* EXERCISE AIM *
In the entries below, swap each "series-line" for "plot-line" and write all the lines out again with nothing else altered.

Data records
━━━━━━━━━━━━━━━━

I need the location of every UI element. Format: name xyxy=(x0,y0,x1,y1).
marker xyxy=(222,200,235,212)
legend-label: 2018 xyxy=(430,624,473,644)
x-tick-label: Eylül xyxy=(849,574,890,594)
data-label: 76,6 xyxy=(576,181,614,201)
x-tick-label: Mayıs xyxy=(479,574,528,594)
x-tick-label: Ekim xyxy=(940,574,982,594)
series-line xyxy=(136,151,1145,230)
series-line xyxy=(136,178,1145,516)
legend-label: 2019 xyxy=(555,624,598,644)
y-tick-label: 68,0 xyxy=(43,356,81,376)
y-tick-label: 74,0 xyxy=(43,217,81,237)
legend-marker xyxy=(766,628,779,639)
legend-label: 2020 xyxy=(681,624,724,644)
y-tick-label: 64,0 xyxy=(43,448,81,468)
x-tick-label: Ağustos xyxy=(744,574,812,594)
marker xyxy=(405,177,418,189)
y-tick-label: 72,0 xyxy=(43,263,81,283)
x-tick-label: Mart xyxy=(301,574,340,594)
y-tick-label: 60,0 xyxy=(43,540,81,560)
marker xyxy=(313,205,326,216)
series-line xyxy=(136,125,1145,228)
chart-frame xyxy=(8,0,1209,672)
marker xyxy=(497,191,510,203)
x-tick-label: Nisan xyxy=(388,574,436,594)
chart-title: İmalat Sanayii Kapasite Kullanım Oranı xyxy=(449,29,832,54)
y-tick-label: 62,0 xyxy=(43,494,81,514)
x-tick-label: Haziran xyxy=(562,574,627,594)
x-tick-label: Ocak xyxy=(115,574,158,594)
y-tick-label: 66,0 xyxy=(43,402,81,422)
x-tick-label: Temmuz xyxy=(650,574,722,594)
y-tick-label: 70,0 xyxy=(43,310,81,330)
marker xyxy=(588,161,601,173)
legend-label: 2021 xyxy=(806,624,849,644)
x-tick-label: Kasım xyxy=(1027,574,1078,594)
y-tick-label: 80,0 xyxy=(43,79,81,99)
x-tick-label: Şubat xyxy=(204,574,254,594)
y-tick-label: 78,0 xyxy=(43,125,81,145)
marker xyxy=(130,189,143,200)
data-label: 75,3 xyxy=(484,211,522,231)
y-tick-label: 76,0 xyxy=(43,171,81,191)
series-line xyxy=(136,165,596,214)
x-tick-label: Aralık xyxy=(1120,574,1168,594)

━━━━━━━━━━━━━━━━

* PROBLEM SOLUTION *
I need the location of every UI element. Format: name xyxy=(x0,y0,x1,y1).
marker xyxy=(222,200,235,212)
legend-label: 2018 xyxy=(430,624,473,644)
x-tick-label: Eylül xyxy=(849,574,890,594)
data-label: 76,6 xyxy=(576,181,614,201)
x-tick-label: Mayıs xyxy=(479,574,528,594)
x-tick-label: Ekim xyxy=(940,574,982,594)
plot-line xyxy=(136,151,1145,230)
plot-line xyxy=(136,178,1145,516)
legend-label: 2019 xyxy=(555,624,598,644)
y-tick-label: 68,0 xyxy=(43,356,81,376)
y-tick-label: 74,0 xyxy=(43,217,81,237)
legend-marker xyxy=(766,628,779,639)
legend-label: 2020 xyxy=(681,624,724,644)
y-tick-label: 64,0 xyxy=(43,448,81,468)
x-tick-label: Ağustos xyxy=(744,574,812,594)
marker xyxy=(405,177,418,189)
y-tick-label: 72,0 xyxy=(43,263,81,283)
x-tick-label: Mart xyxy=(301,574,340,594)
y-tick-label: 60,0 xyxy=(43,540,81,560)
marker xyxy=(313,205,326,216)
plot-line xyxy=(136,125,1145,228)
chart-frame xyxy=(8,0,1209,672)
marker xyxy=(497,191,510,203)
x-tick-label: Nisan xyxy=(388,574,436,594)
chart-title: İmalat Sanayii Kapasite Kullanım Oranı xyxy=(449,29,832,54)
y-tick-label: 62,0 xyxy=(43,494,81,514)
x-tick-label: Haziran xyxy=(562,574,627,594)
x-tick-label: Ocak xyxy=(115,574,158,594)
y-tick-label: 66,0 xyxy=(43,402,81,422)
x-tick-label: Temmuz xyxy=(650,574,722,594)
y-tick-label: 70,0 xyxy=(43,310,81,330)
marker xyxy=(588,161,601,173)
legend-label: 2021 xyxy=(806,624,849,644)
x-tick-label: Kasım xyxy=(1027,574,1078,594)
y-tick-label: 80,0 xyxy=(43,79,81,99)
x-tick-label: Şubat xyxy=(204,574,254,594)
y-tick-label: 78,0 xyxy=(43,125,81,145)
marker xyxy=(130,189,143,200)
data-label: 75,3 xyxy=(484,211,522,231)
y-tick-label: 76,0 xyxy=(43,171,81,191)
plot-line xyxy=(136,165,596,214)
x-tick-label: Aralık xyxy=(1120,574,1168,594)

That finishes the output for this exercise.